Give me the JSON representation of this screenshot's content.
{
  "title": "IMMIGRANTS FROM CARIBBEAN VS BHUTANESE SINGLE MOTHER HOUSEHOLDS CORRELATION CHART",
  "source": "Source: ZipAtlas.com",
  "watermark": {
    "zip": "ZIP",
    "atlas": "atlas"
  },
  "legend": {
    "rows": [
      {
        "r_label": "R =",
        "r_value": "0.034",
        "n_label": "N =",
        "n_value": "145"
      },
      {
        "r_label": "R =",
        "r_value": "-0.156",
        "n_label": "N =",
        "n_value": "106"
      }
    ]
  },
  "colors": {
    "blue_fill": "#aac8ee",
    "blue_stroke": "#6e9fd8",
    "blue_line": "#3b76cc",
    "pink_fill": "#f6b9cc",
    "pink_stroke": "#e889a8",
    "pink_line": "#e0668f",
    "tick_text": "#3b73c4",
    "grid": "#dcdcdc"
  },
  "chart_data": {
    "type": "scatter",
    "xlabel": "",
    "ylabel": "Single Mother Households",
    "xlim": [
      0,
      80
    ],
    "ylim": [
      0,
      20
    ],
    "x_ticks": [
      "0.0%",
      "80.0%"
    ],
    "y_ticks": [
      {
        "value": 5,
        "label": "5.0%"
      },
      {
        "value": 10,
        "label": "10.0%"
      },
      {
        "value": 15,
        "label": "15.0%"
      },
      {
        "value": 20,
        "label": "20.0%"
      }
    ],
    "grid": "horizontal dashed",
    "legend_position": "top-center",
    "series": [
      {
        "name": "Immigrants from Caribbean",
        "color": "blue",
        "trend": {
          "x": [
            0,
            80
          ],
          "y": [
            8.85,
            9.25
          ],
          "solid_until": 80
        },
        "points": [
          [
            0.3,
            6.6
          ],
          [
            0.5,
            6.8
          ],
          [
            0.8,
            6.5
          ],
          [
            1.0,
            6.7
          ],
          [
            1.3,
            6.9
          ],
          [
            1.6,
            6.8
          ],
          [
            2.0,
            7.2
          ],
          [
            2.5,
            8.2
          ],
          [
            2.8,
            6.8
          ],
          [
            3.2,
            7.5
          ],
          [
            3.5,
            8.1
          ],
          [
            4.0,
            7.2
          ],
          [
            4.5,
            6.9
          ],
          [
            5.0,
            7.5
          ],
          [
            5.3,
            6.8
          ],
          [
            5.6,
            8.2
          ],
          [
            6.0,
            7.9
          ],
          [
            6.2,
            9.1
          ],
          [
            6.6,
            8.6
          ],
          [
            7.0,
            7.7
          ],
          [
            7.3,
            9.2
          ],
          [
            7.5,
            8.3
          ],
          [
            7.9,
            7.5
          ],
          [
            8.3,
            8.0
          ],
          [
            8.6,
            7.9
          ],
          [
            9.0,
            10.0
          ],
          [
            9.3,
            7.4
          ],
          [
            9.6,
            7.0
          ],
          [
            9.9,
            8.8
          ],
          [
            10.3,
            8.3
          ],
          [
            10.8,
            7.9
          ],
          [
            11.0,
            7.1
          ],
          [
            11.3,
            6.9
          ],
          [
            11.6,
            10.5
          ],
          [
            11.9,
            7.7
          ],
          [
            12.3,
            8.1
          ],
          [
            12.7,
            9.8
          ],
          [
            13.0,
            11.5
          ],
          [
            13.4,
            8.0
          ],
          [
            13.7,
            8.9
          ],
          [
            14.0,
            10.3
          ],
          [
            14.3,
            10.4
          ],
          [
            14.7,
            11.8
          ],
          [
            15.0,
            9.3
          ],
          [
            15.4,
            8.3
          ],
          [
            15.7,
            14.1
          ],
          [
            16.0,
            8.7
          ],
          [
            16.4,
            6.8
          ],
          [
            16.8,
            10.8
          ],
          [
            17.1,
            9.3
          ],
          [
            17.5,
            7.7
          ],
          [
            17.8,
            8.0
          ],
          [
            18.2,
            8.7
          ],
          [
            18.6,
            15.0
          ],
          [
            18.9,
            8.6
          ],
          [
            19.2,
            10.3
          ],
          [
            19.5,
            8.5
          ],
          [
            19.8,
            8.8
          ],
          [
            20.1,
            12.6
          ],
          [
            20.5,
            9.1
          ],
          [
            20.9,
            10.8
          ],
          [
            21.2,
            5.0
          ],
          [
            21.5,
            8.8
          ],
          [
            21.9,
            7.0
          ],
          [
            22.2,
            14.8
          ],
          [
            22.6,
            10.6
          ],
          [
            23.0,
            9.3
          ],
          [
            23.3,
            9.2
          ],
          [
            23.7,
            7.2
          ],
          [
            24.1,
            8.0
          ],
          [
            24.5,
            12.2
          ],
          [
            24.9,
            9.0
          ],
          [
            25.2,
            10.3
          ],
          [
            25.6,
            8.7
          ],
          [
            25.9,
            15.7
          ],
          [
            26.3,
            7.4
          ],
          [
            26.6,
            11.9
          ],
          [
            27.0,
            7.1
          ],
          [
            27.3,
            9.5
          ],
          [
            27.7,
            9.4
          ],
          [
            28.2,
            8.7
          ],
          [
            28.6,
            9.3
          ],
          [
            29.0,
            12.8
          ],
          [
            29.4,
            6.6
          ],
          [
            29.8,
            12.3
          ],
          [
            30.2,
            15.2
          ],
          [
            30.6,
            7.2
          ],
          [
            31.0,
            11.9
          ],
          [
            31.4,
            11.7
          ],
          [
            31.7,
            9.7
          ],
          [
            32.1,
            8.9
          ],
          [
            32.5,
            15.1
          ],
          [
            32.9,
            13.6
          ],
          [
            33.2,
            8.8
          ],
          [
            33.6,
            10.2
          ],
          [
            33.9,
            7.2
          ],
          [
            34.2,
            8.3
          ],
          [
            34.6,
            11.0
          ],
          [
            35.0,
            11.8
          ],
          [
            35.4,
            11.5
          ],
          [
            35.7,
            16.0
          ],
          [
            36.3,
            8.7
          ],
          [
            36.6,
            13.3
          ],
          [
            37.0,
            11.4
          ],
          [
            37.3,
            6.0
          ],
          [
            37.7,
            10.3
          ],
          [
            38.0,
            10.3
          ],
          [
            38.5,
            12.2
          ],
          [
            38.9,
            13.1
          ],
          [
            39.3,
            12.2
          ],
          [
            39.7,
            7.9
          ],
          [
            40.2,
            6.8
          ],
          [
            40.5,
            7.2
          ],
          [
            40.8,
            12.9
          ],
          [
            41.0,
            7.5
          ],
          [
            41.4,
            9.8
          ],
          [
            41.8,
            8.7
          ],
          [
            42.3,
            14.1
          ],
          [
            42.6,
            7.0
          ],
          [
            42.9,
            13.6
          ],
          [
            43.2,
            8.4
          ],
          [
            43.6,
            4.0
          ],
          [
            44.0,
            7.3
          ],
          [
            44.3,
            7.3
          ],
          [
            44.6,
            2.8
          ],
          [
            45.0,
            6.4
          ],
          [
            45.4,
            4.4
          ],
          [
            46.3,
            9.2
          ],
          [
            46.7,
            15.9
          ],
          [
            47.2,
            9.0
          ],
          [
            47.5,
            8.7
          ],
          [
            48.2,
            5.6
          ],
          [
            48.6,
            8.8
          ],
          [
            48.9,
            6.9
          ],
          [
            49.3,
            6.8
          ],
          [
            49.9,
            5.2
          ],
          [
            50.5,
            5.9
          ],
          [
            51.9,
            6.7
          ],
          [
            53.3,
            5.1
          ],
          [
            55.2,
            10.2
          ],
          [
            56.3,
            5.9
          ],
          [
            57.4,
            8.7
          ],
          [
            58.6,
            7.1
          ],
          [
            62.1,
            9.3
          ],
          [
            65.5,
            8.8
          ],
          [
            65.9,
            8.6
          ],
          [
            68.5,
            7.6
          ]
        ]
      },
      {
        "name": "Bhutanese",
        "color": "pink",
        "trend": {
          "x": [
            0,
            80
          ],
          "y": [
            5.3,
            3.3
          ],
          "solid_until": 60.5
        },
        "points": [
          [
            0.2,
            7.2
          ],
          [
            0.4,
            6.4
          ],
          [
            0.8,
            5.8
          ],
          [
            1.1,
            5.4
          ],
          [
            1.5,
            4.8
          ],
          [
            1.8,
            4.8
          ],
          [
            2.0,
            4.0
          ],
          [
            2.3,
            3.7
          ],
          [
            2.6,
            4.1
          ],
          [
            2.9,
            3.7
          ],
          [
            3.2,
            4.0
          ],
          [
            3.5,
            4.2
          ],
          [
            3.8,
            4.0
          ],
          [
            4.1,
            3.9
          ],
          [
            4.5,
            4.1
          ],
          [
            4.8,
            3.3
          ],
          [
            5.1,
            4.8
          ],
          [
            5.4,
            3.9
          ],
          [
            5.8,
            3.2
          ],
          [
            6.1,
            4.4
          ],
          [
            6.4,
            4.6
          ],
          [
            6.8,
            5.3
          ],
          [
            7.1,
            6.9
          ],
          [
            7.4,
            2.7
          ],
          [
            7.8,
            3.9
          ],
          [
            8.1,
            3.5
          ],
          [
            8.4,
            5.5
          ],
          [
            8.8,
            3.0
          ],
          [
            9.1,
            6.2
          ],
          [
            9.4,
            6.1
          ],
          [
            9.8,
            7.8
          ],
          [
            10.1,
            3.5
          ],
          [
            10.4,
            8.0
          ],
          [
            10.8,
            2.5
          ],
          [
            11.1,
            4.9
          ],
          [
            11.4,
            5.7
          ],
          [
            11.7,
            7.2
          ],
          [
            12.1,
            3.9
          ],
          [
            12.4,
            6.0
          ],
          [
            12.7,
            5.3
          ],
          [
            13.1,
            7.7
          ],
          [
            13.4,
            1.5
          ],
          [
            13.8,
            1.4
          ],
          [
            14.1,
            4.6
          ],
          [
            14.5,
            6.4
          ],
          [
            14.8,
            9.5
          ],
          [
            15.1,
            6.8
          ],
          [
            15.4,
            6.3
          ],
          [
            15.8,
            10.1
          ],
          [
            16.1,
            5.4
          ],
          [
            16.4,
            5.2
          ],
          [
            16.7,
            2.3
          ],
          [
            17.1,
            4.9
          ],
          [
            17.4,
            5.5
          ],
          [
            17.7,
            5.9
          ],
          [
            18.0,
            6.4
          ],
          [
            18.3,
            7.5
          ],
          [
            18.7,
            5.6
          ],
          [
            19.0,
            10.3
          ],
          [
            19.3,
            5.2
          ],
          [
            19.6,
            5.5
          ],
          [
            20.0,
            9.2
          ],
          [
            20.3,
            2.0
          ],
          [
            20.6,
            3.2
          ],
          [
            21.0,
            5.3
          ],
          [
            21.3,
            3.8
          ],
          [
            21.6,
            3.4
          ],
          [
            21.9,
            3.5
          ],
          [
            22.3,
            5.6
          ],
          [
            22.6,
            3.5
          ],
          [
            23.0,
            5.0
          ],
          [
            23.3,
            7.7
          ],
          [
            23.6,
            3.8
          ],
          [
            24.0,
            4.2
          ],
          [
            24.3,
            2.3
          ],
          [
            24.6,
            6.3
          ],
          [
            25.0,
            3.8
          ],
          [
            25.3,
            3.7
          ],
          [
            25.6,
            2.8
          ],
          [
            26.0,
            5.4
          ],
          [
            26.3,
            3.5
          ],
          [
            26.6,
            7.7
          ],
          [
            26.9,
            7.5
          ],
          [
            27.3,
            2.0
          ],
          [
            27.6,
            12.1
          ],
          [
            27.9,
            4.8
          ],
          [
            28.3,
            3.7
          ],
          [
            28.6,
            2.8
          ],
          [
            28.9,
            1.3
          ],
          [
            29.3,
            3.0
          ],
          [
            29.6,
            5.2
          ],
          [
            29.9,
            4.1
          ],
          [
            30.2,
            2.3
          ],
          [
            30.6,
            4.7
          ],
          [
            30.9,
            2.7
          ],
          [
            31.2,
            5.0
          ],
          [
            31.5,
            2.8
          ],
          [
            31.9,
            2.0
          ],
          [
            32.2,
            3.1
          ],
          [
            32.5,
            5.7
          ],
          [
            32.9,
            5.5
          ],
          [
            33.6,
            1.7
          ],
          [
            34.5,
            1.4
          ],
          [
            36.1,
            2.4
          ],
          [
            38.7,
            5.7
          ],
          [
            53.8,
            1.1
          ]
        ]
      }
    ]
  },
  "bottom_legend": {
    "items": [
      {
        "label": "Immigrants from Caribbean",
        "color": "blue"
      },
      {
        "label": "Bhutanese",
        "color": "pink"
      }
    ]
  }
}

---

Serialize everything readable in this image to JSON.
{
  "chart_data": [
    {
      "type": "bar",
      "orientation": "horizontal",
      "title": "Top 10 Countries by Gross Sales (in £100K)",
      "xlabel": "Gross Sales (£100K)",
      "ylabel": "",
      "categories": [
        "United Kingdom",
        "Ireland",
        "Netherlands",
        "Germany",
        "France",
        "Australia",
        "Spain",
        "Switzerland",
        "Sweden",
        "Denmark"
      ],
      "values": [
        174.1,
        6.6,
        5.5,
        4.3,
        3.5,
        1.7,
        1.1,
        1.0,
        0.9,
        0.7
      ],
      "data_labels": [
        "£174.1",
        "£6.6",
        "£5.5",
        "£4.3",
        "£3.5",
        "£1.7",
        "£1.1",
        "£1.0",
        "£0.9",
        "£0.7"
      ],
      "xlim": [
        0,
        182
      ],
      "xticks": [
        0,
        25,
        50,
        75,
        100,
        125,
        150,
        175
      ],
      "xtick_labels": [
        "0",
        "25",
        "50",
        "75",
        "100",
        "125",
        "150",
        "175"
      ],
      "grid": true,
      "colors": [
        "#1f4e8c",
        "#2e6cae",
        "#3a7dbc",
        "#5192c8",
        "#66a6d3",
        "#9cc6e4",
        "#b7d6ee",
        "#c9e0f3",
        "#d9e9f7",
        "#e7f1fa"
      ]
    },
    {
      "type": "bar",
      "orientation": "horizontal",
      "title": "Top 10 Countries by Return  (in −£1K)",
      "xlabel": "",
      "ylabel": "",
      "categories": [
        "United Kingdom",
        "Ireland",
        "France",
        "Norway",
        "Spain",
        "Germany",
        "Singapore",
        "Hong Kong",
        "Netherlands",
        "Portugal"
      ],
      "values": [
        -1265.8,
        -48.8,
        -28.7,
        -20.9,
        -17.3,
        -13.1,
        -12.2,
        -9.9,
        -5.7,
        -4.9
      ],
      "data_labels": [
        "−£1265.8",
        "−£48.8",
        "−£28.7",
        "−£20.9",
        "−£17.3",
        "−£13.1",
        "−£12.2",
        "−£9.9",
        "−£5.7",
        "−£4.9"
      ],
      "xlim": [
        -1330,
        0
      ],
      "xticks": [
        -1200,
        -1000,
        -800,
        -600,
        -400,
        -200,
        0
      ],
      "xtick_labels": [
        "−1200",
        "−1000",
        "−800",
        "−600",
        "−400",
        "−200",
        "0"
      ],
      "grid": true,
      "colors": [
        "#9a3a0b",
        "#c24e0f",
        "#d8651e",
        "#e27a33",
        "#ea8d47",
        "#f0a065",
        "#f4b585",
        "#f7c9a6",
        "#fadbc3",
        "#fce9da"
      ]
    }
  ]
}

### Work instructions:
Looking at the data above, show all lines where the word "Countries" occurs.

### Solution to this task:
      "title": "Top 10 Countries by Gross Sales (in £100K)",
      "title": "Top 10 Countries by Return  (in −£1K)",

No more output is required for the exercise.